| Goal |
Write the data out again, exactly as given.

| Records from a data source |
__________

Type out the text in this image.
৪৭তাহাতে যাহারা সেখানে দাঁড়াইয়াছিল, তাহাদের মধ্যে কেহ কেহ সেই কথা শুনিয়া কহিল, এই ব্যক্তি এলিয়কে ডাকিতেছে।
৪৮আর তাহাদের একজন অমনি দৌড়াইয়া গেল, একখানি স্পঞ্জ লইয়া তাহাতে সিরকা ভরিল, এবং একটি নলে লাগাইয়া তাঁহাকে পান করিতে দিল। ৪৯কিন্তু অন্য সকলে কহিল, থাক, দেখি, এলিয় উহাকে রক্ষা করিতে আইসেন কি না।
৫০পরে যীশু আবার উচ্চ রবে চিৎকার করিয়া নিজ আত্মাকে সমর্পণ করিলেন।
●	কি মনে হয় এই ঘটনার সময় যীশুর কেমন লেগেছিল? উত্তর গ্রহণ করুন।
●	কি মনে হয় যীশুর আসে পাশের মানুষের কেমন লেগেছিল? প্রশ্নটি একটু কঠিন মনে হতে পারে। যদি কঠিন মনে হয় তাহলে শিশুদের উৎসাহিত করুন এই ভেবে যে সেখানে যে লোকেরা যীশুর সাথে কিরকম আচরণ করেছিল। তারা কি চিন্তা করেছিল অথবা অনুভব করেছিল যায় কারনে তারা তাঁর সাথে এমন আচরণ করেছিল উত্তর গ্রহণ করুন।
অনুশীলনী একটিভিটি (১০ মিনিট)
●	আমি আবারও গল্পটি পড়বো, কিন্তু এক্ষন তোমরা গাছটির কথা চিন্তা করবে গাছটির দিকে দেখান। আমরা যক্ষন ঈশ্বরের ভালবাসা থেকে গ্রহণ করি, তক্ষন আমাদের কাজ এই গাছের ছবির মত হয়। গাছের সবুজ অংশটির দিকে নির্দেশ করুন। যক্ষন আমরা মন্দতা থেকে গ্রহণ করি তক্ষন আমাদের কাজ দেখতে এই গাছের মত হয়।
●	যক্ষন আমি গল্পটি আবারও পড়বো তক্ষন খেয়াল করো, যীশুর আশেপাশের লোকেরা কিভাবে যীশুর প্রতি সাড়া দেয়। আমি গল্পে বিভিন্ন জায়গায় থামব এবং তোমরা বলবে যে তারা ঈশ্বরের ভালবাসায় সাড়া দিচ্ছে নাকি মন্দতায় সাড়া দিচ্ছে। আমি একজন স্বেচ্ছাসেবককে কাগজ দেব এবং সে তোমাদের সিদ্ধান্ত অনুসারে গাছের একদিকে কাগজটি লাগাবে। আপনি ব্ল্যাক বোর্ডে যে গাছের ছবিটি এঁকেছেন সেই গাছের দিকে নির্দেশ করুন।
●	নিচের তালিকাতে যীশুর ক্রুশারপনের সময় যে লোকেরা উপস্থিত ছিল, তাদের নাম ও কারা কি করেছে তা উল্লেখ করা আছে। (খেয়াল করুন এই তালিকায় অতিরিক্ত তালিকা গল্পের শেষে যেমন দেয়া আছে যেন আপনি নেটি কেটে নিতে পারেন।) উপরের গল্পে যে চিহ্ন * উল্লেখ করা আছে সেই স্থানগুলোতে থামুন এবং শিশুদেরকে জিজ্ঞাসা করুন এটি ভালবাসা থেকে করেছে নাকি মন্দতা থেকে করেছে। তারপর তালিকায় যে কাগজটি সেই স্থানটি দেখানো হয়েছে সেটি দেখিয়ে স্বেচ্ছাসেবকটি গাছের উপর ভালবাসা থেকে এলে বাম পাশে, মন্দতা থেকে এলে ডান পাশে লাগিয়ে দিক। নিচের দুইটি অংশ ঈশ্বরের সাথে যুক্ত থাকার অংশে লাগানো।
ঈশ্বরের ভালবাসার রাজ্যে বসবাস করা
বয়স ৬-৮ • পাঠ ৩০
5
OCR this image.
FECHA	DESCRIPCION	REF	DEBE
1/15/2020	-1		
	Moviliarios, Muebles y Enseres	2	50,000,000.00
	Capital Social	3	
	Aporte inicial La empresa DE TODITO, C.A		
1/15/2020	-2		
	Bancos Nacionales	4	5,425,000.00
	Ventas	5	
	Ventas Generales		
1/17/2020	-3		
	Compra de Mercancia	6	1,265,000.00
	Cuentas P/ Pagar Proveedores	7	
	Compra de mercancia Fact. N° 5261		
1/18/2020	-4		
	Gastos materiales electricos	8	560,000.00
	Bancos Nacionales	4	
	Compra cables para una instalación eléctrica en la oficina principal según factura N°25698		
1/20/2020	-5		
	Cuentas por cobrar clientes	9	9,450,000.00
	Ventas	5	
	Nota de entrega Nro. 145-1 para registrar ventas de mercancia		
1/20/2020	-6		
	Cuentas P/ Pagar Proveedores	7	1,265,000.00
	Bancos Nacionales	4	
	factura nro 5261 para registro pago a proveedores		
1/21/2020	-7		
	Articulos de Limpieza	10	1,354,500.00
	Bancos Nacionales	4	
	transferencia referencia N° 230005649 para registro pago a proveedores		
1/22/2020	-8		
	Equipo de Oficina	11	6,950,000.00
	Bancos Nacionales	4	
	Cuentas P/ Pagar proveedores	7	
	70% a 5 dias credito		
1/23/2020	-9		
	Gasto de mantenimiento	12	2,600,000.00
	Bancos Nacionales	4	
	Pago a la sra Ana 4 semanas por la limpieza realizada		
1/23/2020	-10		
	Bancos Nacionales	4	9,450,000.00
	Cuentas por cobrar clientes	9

__________

| Answer for the task |
Type out the text in this image.
৪৭তাহাতে যাহারা সেখানে দাঁড়াইয়াছিল, তাহাদের মধ্যে কেহ কেহ সেই কথা শুনিয়া কহিল, এই ব্যক্তি এলিয়কে ডাকিতেছে।
৪৮আর তাহাদের একজন অমনি দৌড়াইয়া গেল, একখানি স্পঞ্জ লইয়া তাহাতে সিরকা ভরিল, এবং একটি নলে লাগাইয়া তাঁহাকে পান করিতে দিল। ৪৯কিন্তু অন্য সকলে কহিল, থাক, দেখি, এলিয় উহাকে রক্ষা করিতে আইসেন কি না।
৫০পরে যীশু আবার উচ্চ রবে চিৎকার করিয়া নিজ আত্মাকে সমর্পণ করিলেন।
●	কি মনে হয় এই ঘটনার সময় যীশুর কেমন লেগেছিল? উত্তর গ্রহণ করুন।
●	কি মনে হয় যীশুর আসে পাশের মানুষের কেমন লেগেছিল? প্রশ্নটি একটু কঠিন মনে হতে পারে। যদি কঠিন মনে হয় তাহলে শিশুদের উৎসাহিত করুন এই ভেবে যে সেখানে যে লোকেরা যীশুর সাথে কিরকম আচরণ করেছিল। তারা কি চিন্তা করেছিল অথবা অনুভব করেছিল যায় কারনে তারা তাঁর সাথে এমন আচরণ করেছিল উত্তর গ্রহণ করুন।
অনুশীলনী একটিভিটি (১০ মিনিট)
●	আমি আবারও গল্পটি পড়বো, কিন্তু এক্ষন তোমরা গাছটির কথা চিন্তা করবে গাছটির দিকে দেখান। আমরা যক্ষন ঈশ্বরের ভালবাসা থেকে গ্রহণ করি, তক্ষন আমাদের কাজ এই গাছের ছবির মত হয়। গাছের সবুজ অংশটির দিকে নির্দেশ করুন। যক্ষন আমরা মন্দতা থেকে গ্রহণ করি তক্ষন আমাদের কাজ দেখতে এই গাছের মত হয়।
●	যক্ষন আমি গল্পটি আবারও পড়বো তক্ষন খেয়াল করো, যীশুর আশেপাশের লোকেরা কিভাবে যীশুর প্রতি সাড়া দেয়। আমি গল্পে বিভিন্ন জায়গায় থামব এবং তোমরা বলবে যে তারা ঈশ্বরের ভালবাসায় সাড়া দিচ্ছে নাকি মন্দতায় সাড়া দিচ্ছে। আমি একজন স্বেচ্ছাসেবককে কাগজ দেব এবং সে তোমাদের সিদ্ধান্ত অনুসারে গাছের একদিকে কাগজটি লাগাবে। আপনি ব্ল্যাক বোর্ডে যে গাছের ছবিটি এঁকেছেন সেই গাছের দিকে নির্দেশ করুন।
●	নিচের তালিকাতে যীশুর ক্রুশারপনের সময় যে লোকেরা উপস্থিত ছিল, তাদের নাম ও কারা কি করেছে তা উল্লেখ করা আছে। (খেয়াল করুন এই তালিকায় অতিরিক্ত তালিকা গল্পের শেষে যেমন দেয়া আছে যেন আপনি নেটি কেটে নিতে পারেন।) উপরের গল্পে যে চিহ্ন * উল্লেখ করা আছে সেই স্থানগুলোতে থামুন এবং শিশুদেরকে জিজ্ঞাসা করুন এটি ভালবাসা থেকে করেছে নাকি মন্দতা থেকে করেছে। তারপর তালিকায় যে কাগজটি সেই স্থানটি দেখানো হয়েছে সেটি দেখিয়ে স্বেচ্ছাসেবকটি গাছের উপর ভালবাসা থেকে এলে বাম পাশে, মন্দতা থেকে এলে ডান পাশে লাগিয়ে দিক। নিচের দুইটি অংশ ঈশ্বরের সাথে যুক্ত থাকার অংশে লাগানো।
ঈশ্বরের ভালবাসার রাজ্যে বসবাস করা
বয়স ৬-৮ • পাঠ ৩০
5
OCR this image.
FECHA	DESCRIPCION	REF	DEBE
1/15/2020	-1		
	Moviliarios, Muebles y Enseres	2	50,000,000.00
	Capital Social	3	
	Aporte inicial La empresa DE TODITO, C.A		
1/15/2020	-2		
	Bancos Nacionales	4	5,425,000.00
	Ventas	5	
	Ventas Generales		
1/17/2020	-3		
	Compra de Mercancia	6	1,265,000.00
	Cuentas P/ Pagar Proveedores	7	
	Compra de mercancia Fact. N° 5261		
1/18/2020	-4		
	Gastos materiales electricos	8	560,000.00
	Bancos Nacionales	4	
	Compra cables para una instalación eléctrica en la oficina principal según factura N°25698		
1/20/2020	-5		
	Cuentas por cobrar clientes	9	9,450,000.00
	Ventas	5	
	Nota de entrega Nro. 145-1 para registrar ventas de mercancia		
1/20/2020	-6		
	Cuentas P/ Pagar Proveedores	7	1,265,000.00
	Bancos Nacionales	4	
	factura nro 5261 para registro pago a proveedores		
1/21/2020	-7		
	Articulos de Limpieza	10	1,354,500.00
	Bancos Nacionales	4	
	transferencia referencia N° 230005649 para registro pago a proveedores		
1/22/2020	-8		
	Equipo de Oficina	11	6,950,000.00
	Bancos Nacionales	4	
	Cuentas P/ Pagar proveedores	7	
	70% a 5 dias credito		
1/23/2020	-9		
	Gasto de mantenimiento	12	2,600,000.00
	Bancos Nacionales	4	
	Pago a la sra Ana 4 semanas por la limpieza realizada		
1/23/2020	-10		
	Bancos Nacionales	4	9,450,000.00
	Cuentas por cobrar clientes	9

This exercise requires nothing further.